[Records]

§ §

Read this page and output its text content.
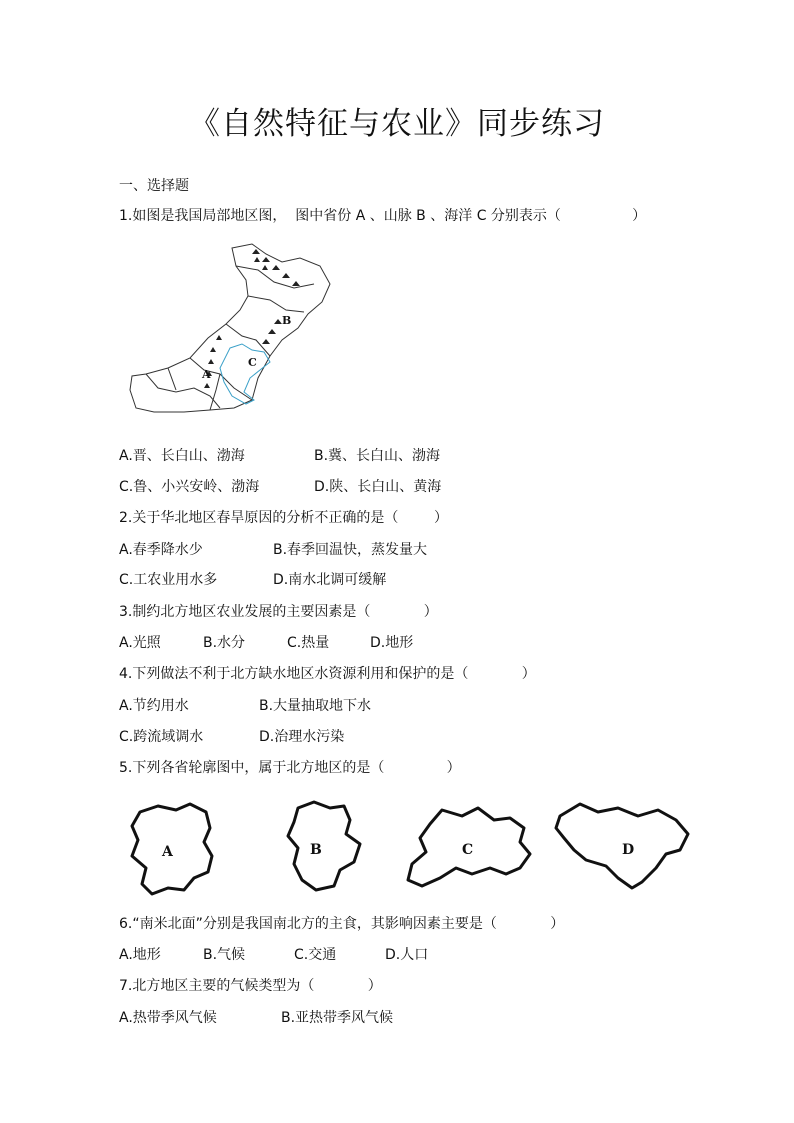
《自然特征与农业》同步练习
一、选择题
1.如图是我国局部地区图，  图中省份 A 、山脉 B 、海洋 C 分别表示（                ）
A
B
C
A.晋、长白山、渤海	B.冀、长白山、渤海
C.鲁、小兴安岭、渤海	D.陕、长白山、黄海
2.关于华北地区春旱原因的分析不正确的是（        ）
A.春季降水少	B.春季回温快，蒸发量大
C.工农业用水多	D.南水北调可缓解
3.制约北方地区农业发展的主要因素是（            ）
A.光照	B.水分	C.热量	D.地形
4.下列做法不利于北方缺水地区水资源利用和保护的是（            ）
A.节约用水	B.大量抽取地下水
C.跨流域调水	D.治理水污染
5.下列各省轮廓图中，属于北方地区的是（              ）
A	B	C	D
6.“南米北面”分别是我国南北方的主食，其影响因素主要是（            ）
A.地形	B.气候	C.交通	D.人口
7.北方地区主要的气候类型为（            ）
A.热带季风气候	B.亚热带季风气候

§ §

■ WHAT THE TASK REQUIRES: Nothing in the entries should change as you copy them, except that the pictures are left out.

■ ANSWER TO THIS PROBLEM:
Read this page and output its text content.
《自然特征与农业》同步练习
一、选择题
1.如图是我国局部地区图，  图中省份 A 、山脉 B 、海洋 C 分别表示（                ）
A
B
C
A.晋、长白山、渤海	B.冀、长白山、渤海
C.鲁、小兴安岭、渤海	D.陕、长白山、黄海
2.关于华北地区春旱原因的分析不正确的是（        ）
A.春季降水少	B.春季回温快，蒸发量大
C.工农业用水多	D.南水北调可缓解
3.制约北方地区农业发展的主要因素是（            ）
A.光照	B.水分	C.热量	D.地形
4.下列做法不利于北方缺水地区水资源利用和保护的是（            ）
A.节约用水	B.大量抽取地下水
C.跨流域调水	D.治理水污染
5.下列各省轮廓图中，属于北方地区的是（              ）
A	B	C	D
6.“南米北面”分别是我国南北方的主食，其影响因素主要是（            ）
A.地形	B.气候	C.交通	D.人口
7.北方地区主要的气候类型为（            ）
A.热带季风气候	B.亚热带季风气候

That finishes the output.